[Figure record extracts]

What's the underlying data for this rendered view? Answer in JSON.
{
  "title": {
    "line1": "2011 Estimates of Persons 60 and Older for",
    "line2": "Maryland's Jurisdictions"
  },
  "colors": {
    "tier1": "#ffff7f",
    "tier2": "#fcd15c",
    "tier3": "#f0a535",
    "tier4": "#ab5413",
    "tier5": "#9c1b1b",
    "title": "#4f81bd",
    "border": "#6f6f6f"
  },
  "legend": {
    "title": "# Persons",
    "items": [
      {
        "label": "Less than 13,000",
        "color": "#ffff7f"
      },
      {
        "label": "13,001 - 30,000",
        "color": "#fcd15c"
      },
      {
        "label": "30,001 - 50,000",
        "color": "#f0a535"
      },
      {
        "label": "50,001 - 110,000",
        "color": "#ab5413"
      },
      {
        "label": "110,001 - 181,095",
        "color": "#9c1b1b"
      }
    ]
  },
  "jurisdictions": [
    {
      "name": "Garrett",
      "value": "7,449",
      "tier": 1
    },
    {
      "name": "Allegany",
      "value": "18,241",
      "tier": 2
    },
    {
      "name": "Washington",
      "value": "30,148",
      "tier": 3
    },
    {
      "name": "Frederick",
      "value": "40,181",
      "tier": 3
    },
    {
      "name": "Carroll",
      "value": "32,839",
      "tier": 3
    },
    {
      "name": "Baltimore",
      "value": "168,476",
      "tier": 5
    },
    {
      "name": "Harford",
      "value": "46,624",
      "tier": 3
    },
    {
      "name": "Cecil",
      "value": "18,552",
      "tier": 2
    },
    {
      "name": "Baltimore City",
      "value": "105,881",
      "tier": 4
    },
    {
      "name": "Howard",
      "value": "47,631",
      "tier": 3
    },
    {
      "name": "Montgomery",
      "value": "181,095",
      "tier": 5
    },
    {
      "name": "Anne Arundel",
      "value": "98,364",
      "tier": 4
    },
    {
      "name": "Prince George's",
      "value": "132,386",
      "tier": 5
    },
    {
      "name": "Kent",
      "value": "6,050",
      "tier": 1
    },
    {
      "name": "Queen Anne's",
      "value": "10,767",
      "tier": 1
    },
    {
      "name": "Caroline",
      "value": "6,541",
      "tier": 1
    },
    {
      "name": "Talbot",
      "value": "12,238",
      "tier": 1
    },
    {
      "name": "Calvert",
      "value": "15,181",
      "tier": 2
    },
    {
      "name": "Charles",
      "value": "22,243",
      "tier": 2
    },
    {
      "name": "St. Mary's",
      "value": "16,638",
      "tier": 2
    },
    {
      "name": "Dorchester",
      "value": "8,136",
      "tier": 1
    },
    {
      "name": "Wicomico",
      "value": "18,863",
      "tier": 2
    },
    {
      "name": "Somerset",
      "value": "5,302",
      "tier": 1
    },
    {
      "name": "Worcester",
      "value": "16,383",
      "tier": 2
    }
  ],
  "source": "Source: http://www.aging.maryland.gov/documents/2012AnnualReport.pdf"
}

> **TASK DETAILS**
Copy every line verbatim.

> **ANSWER FOR THE TASK**
What's the underlying data for this rendered view? Answer in JSON.
{
  "title": {
    "line1": "2011 Estimates of Persons 60 and Older for",
    "line2": "Maryland's Jurisdictions"
  },
  "colors": {
    "tier1": "#ffff7f",
    "tier2": "#fcd15c",
    "tier3": "#f0a535",
    "tier4": "#ab5413",
    "tier5": "#9c1b1b",
    "title": "#4f81bd",
    "border": "#6f6f6f"
  },
  "legend": {
    "title": "# Persons",
    "items": [
      {
        "label": "Less than 13,000",
        "color": "#ffff7f"
      },
      {
        "label": "13,001 - 30,000",
        "color": "#fcd15c"
      },
      {
        "label": "30,001 - 50,000",
        "color": "#f0a535"
      },
      {
        "label": "50,001 - 110,000",
        "color": "#ab5413"
      },
      {
        "label": "110,001 - 181,095",
        "color": "#9c1b1b"
      }
    ]
  },
  "jurisdictions": [
    {
      "name": "Garrett",
      "value": "7,449",
      "tier": 1
    },
    {
      "name": "Allegany",
      "value": "18,241",
      "tier": 2
    },
    {
      "name": "Washington",
      "value": "30,148",
      "tier": 3
    },
    {
      "name": "Frederick",
      "value": "40,181",
      "tier": 3
    },
    {
      "name": "Carroll",
      "value": "32,839",
      "tier": 3
    },
    {
      "name": "Baltimore",
      "value": "168,476",
      "tier": 5
    },
    {
      "name": "Harford",
      "value": "46,624",
      "tier": 3
    },
    {
      "name": "Cecil",
      "value": "18,552",
      "tier": 2
    },
    {
      "name": "Baltimore City",
      "value": "105,881",
      "tier": 4
    },
    {
      "name": "Howard",
      "value": "47,631",
      "tier": 3
    },
    {
      "name": "Montgomery",
      "value": "181,095",
      "tier": 5
    },
    {
      "name": "Anne Arundel",
      "value": "98,364",
      "tier": 4
    },
    {
      "name": "Prince George's",
      "value": "132,386",
      "tier": 5
    },
    {
      "name": "Kent",
      "value": "6,050",
      "tier": 1
    },
    {
      "name": "Queen Anne's",
      "value": "10,767",
      "tier": 1
    },
    {
      "name": "Caroline",
      "value": "6,541",
      "tier": 1
    },
    {
      "name": "Talbot",
      "value": "12,238",
      "tier": 1
    },
    {
      "name": "Calvert",
      "value": "15,181",
      "tier": 2
    },
    {
      "name": "Charles",
      "value": "22,243",
      "tier": 2
    },
    {
      "name": "St. Mary's",
      "value": "16,638",
      "tier": 2
    },
    {
      "name": "Dorchester",
      "value": "8,136",
      "tier": 1
    },
    {
      "name": "Wicomico",
      "value": "18,863",
      "tier": 2
    },
    {
      "name": "Somerset",
      "value": "5,302",
      "tier": 1
    },
    {
      "name": "Worcester",
      "value": "16,383",
      "tier": 2
    }
  ],
  "source": "Source: http://www.aging.maryland.gov/documents/2012AnnualReport.pdf"
}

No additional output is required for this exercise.